*Directions*
Output solely the number of lines containing the string "from".

*Supplied records*
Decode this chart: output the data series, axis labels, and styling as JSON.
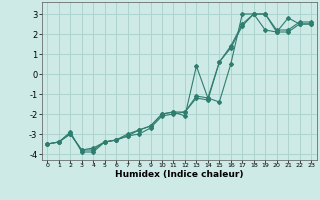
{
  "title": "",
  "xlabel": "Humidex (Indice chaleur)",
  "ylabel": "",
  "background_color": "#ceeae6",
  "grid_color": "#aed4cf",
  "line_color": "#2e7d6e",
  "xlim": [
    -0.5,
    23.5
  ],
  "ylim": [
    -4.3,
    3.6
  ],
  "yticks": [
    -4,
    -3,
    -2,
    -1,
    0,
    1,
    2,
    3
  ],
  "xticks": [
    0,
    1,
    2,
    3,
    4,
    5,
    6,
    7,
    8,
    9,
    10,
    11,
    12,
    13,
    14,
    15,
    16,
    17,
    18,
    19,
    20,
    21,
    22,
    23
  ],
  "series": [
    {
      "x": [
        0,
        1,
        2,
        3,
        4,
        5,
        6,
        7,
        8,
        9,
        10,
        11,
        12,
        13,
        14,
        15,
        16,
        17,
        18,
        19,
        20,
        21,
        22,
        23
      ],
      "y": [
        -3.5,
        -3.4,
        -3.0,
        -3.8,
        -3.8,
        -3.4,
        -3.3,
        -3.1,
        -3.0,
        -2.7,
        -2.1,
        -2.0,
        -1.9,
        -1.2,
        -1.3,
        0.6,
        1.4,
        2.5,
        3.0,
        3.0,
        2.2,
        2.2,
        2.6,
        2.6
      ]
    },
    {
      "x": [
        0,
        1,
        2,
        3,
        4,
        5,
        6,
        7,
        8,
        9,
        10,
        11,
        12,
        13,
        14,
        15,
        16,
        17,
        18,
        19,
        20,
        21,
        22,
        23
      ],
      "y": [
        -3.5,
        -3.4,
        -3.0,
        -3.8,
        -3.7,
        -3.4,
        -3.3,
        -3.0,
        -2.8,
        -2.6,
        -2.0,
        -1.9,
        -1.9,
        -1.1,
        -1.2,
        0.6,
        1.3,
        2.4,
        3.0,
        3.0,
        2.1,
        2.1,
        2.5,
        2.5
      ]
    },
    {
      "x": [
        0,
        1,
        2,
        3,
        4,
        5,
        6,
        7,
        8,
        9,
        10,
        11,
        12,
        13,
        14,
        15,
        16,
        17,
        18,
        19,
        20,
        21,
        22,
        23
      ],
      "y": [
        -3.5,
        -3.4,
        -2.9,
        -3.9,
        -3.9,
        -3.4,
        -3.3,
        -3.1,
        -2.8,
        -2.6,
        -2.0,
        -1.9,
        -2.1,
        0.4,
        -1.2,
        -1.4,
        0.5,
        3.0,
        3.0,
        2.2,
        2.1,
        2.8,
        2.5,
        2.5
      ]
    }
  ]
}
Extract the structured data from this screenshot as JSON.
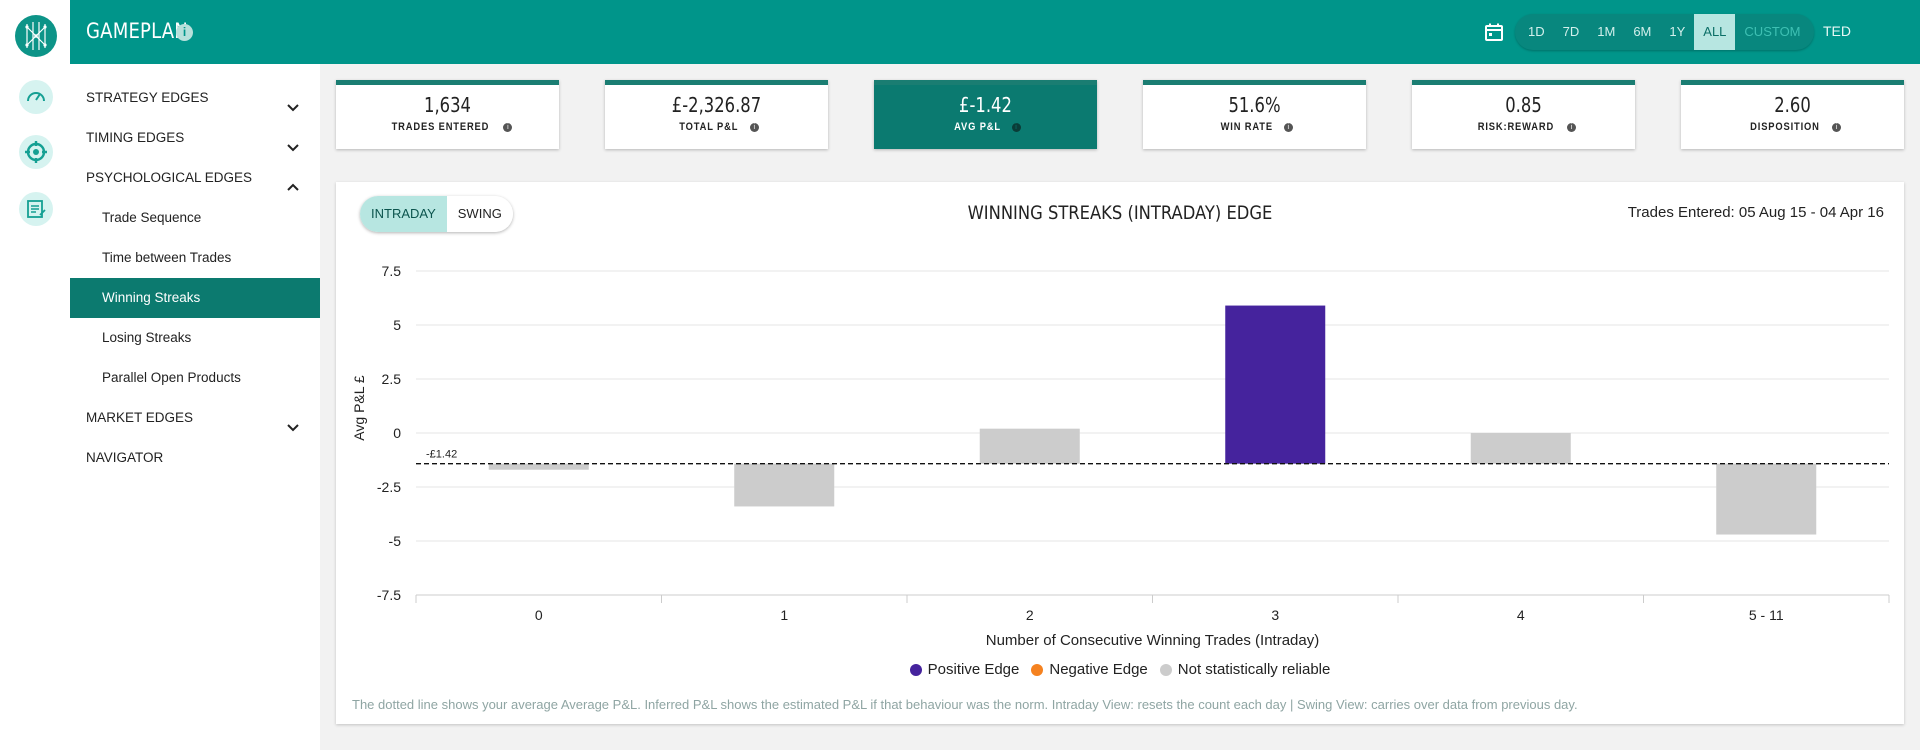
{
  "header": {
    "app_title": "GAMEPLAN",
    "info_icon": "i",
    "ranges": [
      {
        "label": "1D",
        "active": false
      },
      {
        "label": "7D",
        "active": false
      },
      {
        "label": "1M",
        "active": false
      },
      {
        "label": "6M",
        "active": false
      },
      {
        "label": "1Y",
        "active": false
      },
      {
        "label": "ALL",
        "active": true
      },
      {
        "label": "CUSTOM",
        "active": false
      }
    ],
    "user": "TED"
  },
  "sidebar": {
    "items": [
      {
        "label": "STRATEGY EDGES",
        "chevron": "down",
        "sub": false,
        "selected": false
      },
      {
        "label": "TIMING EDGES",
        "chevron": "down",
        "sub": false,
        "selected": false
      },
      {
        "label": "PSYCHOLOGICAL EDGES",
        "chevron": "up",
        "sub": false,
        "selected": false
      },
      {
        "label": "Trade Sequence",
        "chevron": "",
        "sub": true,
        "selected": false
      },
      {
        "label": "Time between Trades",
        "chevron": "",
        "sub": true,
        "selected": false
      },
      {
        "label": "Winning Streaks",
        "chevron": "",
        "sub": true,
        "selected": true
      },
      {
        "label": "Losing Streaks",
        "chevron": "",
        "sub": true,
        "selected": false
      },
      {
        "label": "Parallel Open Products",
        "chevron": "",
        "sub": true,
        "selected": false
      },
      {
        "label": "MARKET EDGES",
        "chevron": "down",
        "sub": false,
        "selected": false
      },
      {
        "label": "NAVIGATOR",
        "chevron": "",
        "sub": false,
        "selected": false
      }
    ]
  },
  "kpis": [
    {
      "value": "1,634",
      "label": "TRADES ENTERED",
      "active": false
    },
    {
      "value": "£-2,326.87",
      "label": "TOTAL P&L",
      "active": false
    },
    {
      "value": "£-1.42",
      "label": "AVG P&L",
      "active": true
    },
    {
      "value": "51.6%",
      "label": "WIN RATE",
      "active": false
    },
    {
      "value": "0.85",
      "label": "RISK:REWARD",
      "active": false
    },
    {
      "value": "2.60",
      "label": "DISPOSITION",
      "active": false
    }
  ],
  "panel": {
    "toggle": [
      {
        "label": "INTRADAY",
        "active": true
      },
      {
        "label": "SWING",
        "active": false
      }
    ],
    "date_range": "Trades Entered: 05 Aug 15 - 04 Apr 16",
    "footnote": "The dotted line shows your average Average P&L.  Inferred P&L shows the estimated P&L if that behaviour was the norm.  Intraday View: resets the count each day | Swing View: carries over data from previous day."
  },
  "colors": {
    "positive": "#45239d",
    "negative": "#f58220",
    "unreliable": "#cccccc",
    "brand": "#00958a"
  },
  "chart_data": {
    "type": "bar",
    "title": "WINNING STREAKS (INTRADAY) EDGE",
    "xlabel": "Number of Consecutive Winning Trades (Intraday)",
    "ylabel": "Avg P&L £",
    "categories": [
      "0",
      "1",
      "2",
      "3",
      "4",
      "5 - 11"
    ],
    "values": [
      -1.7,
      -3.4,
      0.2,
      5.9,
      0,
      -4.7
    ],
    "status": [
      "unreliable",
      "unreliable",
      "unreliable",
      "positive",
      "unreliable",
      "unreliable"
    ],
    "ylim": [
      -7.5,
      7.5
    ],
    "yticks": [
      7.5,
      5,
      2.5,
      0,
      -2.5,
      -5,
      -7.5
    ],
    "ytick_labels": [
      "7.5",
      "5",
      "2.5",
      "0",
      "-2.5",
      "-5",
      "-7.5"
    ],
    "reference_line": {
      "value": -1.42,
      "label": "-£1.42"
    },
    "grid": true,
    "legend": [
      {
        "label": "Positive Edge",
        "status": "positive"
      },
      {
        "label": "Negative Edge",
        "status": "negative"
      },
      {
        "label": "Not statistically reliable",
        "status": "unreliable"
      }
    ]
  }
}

*Worked solution*
2